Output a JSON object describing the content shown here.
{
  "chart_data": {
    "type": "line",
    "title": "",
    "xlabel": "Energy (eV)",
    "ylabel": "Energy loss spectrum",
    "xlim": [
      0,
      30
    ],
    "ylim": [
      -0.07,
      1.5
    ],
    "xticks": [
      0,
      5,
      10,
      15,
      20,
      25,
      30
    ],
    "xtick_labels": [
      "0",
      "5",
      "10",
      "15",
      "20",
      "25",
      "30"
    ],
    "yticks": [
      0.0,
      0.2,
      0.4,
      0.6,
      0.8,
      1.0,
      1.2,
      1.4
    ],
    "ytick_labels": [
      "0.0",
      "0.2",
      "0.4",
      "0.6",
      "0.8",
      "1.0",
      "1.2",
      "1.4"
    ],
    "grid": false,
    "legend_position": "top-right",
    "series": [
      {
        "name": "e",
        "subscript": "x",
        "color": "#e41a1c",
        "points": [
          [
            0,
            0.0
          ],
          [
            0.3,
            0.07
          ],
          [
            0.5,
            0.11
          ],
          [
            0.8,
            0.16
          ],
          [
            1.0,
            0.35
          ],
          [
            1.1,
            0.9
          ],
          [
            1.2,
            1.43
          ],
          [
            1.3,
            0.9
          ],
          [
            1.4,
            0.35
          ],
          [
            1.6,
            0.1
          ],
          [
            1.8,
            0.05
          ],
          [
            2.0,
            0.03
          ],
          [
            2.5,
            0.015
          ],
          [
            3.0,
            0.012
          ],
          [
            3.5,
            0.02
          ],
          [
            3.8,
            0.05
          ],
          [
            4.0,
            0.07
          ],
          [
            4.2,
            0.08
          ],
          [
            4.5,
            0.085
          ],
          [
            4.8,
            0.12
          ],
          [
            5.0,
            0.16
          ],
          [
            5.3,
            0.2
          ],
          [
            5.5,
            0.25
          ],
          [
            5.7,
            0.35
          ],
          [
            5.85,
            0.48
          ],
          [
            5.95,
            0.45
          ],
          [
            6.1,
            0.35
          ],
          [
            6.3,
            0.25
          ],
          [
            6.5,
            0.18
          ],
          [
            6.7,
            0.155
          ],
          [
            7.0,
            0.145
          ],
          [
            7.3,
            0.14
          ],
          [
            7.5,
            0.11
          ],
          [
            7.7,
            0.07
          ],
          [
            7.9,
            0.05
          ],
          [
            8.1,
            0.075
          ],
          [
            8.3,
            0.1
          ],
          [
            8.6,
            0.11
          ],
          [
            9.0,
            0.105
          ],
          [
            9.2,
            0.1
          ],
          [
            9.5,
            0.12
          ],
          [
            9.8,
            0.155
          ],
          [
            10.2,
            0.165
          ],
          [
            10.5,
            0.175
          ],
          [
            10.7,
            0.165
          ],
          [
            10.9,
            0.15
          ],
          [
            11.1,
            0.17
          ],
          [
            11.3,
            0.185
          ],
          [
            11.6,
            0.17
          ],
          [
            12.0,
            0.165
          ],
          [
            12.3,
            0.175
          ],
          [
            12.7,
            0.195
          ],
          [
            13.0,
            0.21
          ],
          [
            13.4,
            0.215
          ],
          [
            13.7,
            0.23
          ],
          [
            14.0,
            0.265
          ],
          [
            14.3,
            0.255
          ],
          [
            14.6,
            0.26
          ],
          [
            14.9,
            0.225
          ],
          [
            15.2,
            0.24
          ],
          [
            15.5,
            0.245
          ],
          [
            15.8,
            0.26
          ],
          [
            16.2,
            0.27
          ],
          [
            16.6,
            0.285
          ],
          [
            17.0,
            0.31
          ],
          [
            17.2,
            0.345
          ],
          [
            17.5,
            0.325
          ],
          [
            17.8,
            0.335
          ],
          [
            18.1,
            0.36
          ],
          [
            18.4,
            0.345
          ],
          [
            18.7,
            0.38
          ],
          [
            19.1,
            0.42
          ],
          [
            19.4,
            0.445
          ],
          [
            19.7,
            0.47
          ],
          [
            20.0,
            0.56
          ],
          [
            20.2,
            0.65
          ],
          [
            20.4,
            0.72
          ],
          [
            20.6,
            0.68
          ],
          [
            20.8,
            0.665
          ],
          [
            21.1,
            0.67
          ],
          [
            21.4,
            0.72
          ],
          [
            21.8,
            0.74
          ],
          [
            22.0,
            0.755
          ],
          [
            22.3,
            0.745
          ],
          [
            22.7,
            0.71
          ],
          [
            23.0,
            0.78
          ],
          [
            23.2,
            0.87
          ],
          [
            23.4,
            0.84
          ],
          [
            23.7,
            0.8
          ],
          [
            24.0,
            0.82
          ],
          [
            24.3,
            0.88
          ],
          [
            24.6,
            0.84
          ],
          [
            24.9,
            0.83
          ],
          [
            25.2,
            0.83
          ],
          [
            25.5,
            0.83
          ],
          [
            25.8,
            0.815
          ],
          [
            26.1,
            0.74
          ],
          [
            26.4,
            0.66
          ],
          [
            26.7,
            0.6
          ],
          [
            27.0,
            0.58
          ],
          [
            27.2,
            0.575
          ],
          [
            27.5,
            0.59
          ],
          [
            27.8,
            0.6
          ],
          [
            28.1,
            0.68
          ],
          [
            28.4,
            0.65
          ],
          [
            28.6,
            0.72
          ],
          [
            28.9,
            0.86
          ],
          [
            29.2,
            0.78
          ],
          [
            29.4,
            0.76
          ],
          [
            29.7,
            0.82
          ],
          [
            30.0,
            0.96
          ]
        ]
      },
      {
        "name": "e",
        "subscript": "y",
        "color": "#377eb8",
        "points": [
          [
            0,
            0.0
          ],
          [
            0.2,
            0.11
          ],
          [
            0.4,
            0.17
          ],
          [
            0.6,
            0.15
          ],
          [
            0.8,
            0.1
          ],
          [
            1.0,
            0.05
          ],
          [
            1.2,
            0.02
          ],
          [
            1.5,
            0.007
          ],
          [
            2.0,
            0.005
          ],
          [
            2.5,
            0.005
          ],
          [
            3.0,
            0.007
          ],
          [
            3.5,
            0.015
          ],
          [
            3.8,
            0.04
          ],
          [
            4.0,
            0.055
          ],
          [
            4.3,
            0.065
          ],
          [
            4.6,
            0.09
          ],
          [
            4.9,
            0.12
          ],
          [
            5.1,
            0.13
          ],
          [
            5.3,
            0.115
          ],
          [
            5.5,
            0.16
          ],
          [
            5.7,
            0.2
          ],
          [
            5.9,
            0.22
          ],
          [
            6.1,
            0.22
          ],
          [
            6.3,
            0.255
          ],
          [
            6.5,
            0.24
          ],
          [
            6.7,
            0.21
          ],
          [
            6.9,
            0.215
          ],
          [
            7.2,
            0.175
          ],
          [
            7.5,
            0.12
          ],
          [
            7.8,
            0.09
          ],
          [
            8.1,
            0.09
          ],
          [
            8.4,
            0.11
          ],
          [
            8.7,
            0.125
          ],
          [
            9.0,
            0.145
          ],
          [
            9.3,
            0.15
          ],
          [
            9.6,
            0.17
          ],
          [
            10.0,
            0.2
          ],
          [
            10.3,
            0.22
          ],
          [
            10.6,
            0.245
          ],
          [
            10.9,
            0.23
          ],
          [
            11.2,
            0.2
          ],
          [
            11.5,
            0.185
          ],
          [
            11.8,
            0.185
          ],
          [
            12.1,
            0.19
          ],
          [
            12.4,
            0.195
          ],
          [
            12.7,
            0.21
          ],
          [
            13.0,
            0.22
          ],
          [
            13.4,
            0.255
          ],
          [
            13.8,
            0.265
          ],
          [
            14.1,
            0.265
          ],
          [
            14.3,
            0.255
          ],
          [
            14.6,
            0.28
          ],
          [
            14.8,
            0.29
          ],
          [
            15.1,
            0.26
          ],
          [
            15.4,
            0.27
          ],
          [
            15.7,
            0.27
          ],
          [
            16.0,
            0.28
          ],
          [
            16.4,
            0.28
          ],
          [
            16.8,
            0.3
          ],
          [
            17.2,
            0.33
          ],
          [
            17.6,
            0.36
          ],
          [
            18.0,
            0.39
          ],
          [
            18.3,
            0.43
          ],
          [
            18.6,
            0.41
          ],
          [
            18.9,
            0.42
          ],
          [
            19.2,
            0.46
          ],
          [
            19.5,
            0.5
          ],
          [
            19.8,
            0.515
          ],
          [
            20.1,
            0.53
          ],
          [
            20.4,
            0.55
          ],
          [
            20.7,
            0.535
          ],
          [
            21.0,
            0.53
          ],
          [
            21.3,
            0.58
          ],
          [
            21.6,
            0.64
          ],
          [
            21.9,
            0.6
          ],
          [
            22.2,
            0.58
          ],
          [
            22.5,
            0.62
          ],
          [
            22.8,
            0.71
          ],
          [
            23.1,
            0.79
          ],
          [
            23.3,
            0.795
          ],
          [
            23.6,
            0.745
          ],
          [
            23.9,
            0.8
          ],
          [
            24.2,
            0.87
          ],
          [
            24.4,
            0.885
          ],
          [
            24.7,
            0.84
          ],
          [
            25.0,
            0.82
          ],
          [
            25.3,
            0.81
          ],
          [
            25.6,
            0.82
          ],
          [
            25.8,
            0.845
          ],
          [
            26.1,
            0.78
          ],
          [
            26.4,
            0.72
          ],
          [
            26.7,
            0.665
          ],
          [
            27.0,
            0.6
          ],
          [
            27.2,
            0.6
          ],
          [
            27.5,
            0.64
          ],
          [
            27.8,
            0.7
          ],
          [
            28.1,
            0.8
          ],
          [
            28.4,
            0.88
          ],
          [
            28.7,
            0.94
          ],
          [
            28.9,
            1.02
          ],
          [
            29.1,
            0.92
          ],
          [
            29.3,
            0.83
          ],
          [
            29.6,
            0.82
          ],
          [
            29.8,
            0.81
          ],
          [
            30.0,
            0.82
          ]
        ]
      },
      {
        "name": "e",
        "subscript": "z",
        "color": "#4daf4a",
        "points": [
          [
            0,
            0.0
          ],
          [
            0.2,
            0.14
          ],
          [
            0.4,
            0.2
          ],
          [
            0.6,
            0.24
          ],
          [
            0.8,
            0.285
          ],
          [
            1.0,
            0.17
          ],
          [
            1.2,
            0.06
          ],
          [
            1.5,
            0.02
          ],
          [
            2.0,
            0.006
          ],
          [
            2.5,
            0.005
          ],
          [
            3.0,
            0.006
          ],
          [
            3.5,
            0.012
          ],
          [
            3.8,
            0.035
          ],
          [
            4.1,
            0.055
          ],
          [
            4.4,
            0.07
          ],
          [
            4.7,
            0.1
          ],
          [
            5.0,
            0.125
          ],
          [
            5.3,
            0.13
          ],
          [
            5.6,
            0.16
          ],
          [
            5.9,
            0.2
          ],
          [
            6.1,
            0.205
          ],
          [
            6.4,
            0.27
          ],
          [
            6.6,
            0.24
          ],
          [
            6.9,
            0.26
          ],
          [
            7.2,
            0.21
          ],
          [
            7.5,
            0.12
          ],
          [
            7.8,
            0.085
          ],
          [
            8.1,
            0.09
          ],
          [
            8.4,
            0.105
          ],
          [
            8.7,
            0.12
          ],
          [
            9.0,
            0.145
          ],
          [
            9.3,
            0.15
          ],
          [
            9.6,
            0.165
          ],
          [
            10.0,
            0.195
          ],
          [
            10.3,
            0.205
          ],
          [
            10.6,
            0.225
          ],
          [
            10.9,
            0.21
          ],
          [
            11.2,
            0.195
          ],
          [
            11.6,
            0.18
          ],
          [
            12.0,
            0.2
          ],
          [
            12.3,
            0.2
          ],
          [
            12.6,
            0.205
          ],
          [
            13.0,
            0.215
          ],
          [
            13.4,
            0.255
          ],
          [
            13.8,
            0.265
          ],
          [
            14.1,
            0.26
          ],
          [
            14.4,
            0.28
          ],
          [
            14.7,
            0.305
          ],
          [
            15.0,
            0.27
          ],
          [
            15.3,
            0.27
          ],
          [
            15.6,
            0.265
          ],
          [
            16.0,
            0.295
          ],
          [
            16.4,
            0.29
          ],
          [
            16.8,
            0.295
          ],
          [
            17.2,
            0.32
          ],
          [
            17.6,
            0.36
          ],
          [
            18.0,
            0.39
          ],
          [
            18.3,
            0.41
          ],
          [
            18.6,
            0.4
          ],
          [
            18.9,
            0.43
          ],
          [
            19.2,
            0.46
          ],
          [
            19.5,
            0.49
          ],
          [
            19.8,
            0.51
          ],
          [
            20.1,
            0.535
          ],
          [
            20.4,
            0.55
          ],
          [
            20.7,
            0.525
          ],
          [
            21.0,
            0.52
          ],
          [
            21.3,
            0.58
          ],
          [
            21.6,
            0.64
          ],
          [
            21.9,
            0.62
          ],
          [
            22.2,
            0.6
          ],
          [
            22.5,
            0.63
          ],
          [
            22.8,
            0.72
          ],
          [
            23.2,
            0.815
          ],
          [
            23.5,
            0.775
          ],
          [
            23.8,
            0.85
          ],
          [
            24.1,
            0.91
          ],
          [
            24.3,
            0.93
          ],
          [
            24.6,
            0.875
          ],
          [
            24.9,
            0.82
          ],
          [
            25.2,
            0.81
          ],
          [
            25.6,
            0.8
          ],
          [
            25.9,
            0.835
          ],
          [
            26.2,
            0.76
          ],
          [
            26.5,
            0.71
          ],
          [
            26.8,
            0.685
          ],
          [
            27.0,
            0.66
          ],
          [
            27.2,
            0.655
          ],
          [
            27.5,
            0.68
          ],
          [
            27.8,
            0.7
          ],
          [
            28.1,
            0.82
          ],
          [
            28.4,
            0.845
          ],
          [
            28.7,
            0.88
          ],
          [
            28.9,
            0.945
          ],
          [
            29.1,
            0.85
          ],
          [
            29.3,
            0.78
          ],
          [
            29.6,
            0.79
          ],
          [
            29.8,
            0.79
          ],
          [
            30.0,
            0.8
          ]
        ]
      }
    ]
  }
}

----------

#### What is expected
Identify each line containing the string "color" and copy it out.

#### Exercise answer
        "color": "#e41a1c",
        "color": "#377eb8",
        "color": "#4daf4a",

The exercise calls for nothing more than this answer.